3° Campeonato Sudamericano de Rugby C

Tournament details
- Host: Panama
- Date: 5-11 October 2014
- Countries: Costa Rica El Salvador Guatemala Panama

Tournament statistics
- Matches played: 6

= 2014 South American Rugby Championship "C" =

The Confederación Sudamericana de Rugby (CONSUR) Championship C Division Championship took place between 5 and 11 October 2014 at Ciudad Deportiva Kiwanis in Clayton, Panama. This was the third time CONSUR had run a 3rd division championship.

Panama hosted Costa Rica, Guatemala and El Salvador, with the tournament played over three game days.

» **WRITTEN INSTRUCTION**
Reproduce word for word the passage of the rugby championship article that opens with the words containing "Tournament details" and closes with "three game days.". The data has nothing to do with the rugby championship article.

» **DATASET EXCERPT**
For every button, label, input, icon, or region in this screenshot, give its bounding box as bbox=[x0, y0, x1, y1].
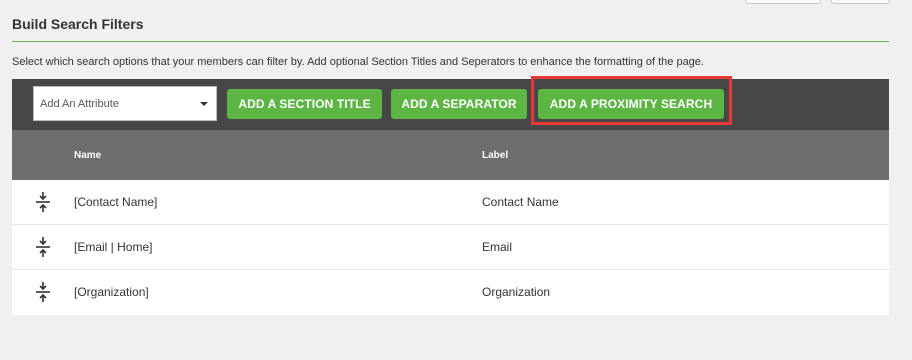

» **RESULT**
Tournament details
- Host: Panama
- Date: 5-11 October 2014
- Countries: Costa Rica El Salvador Guatemala Panama

Tournament statistics
- Matches played: 6

= 2014 South American Rugby Championship "C" =

The Confederación Sudamericana de Rugby (CONSUR) Championship C Division Championship took place between 5 and 11 October 2014 at Ciudad Deportiva Kiwanis in Clayton, Panama. This was the third time CONSUR had run a 3rd division championship.

Panama hosted Costa Rica, Guatemala and El Salvador, with the tournament played over three game days.